GIVEN INSTRUCTION:
Copy every line of the entries below word for word, leaving out the pictures.

(Region and label listings)
========================
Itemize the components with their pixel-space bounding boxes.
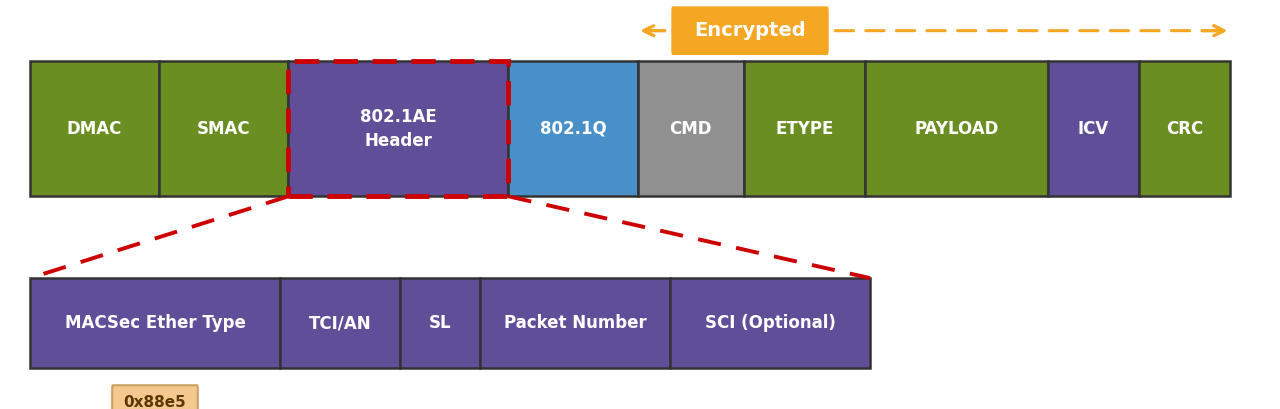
Bar bbox=[744, 61, 865, 196]
Bar bbox=[280, 278, 399, 368]
Text: MACSec Ether Type: MACSec Ether Type bbox=[64, 314, 246, 332]
Text: 802.1Q: 802.1Q bbox=[540, 120, 607, 138]
Bar bbox=[399, 278, 480, 368]
Text: SL: SL bbox=[429, 314, 452, 332]
Text: SMAC: SMAC bbox=[197, 120, 251, 138]
Text: DMAC: DMAC bbox=[67, 120, 123, 138]
Text: 802.1AE
Header: 802.1AE Header bbox=[360, 108, 436, 150]
Bar bbox=[29, 61, 159, 196]
Bar bbox=[508, 61, 637, 196]
Bar bbox=[1139, 61, 1230, 196]
Text: Packet Number: Packet Number bbox=[503, 314, 646, 332]
Text: 0x88e5: 0x88e5 bbox=[124, 396, 187, 409]
Bar bbox=[288, 61, 508, 196]
FancyBboxPatch shape bbox=[113, 385, 198, 409]
Text: ICV: ICV bbox=[1078, 120, 1108, 138]
Text: ETYPE: ETYPE bbox=[776, 120, 833, 138]
Text: CMD: CMD bbox=[669, 120, 712, 138]
Bar bbox=[159, 61, 288, 196]
Text: CRC: CRC bbox=[1166, 120, 1203, 138]
Bar bbox=[669, 278, 870, 368]
Text: TCI/AN: TCI/AN bbox=[308, 314, 371, 332]
Text: SCI (Optional): SCI (Optional) bbox=[704, 314, 836, 332]
Bar bbox=[29, 278, 280, 368]
Text: PAYLOAD: PAYLOAD bbox=[914, 120, 998, 138]
FancyBboxPatch shape bbox=[671, 6, 828, 55]
Bar bbox=[637, 61, 744, 196]
Bar bbox=[865, 61, 1048, 196]
Bar bbox=[288, 61, 508, 196]
Bar bbox=[480, 278, 669, 368]
Text: Encrypted: Encrypted bbox=[694, 21, 806, 40]
Bar bbox=[1048, 61, 1139, 196]
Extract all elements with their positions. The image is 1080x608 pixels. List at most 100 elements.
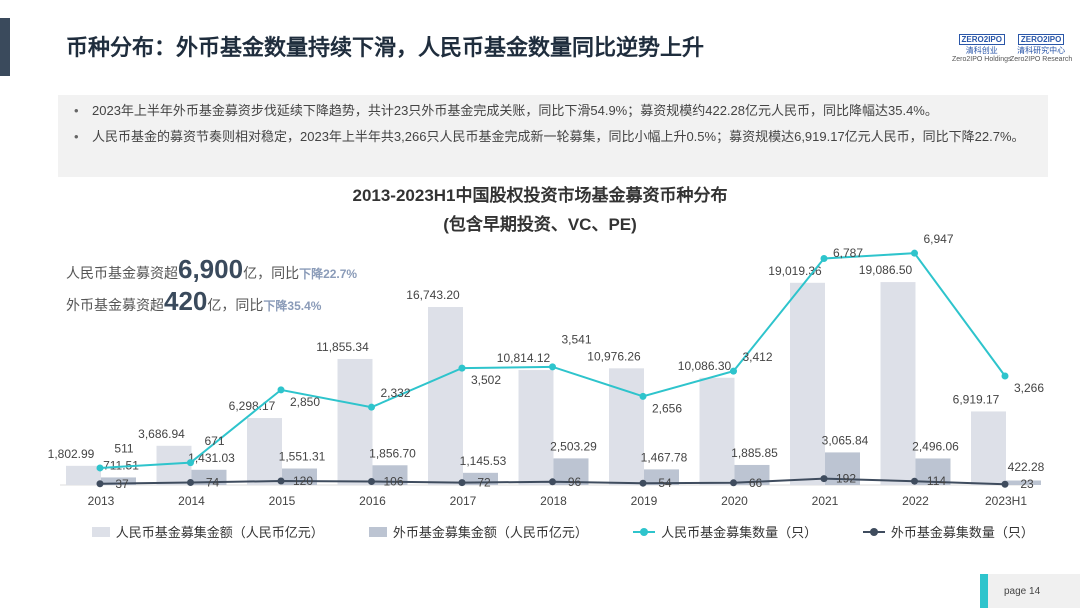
========================
OUTPUT OF THE TASK:
Itemize the components with their pixel-space bounding boxes.
Bar bbox=[744, 61, 865, 196]
Bar bbox=[280, 278, 399, 368]
Text: MACSec Ether Type: MACSec Ether Type bbox=[64, 314, 246, 332]
Text: 802.1Q: 802.1Q bbox=[540, 120, 607, 138]
Bar bbox=[399, 278, 480, 368]
Text: SL: SL bbox=[429, 314, 452, 332]
Text: SMAC: SMAC bbox=[197, 120, 251, 138]
Text: DMAC: DMAC bbox=[67, 120, 123, 138]
Text: 802.1AE
Header: 802.1AE Header bbox=[360, 108, 436, 150]
Bar bbox=[29, 61, 159, 196]
Bar bbox=[508, 61, 637, 196]
Bar bbox=[1139, 61, 1230, 196]
Text: Packet Number: Packet Number bbox=[503, 314, 646, 332]
Text: 0x88e5: 0x88e5 bbox=[124, 396, 187, 409]
Bar bbox=[288, 61, 508, 196]
FancyBboxPatch shape bbox=[113, 385, 198, 409]
Text: ICV: ICV bbox=[1078, 120, 1108, 138]
Text: ETYPE: ETYPE bbox=[776, 120, 833, 138]
Text: CMD: CMD bbox=[669, 120, 712, 138]
Bar bbox=[159, 61, 288, 196]
Text: CRC: CRC bbox=[1166, 120, 1203, 138]
Bar bbox=[669, 278, 870, 368]
Text: TCI/AN: TCI/AN bbox=[308, 314, 371, 332]
Text: SCI (Optional): SCI (Optional) bbox=[704, 314, 836, 332]
Bar bbox=[29, 278, 280, 368]
Text: PAYLOAD: PAYLOAD bbox=[914, 120, 998, 138]
FancyBboxPatch shape bbox=[671, 6, 828, 55]
Bar bbox=[637, 61, 744, 196]
Bar bbox=[865, 61, 1048, 196]
Bar bbox=[288, 61, 508, 196]
Bar bbox=[480, 278, 669, 368]
Text: Encrypted: Encrypted bbox=[694, 21, 806, 40]
Bar bbox=[1048, 61, 1139, 196]
Extract all elements with their positions. The image is 1080x608 pixels. List at most 100 elements.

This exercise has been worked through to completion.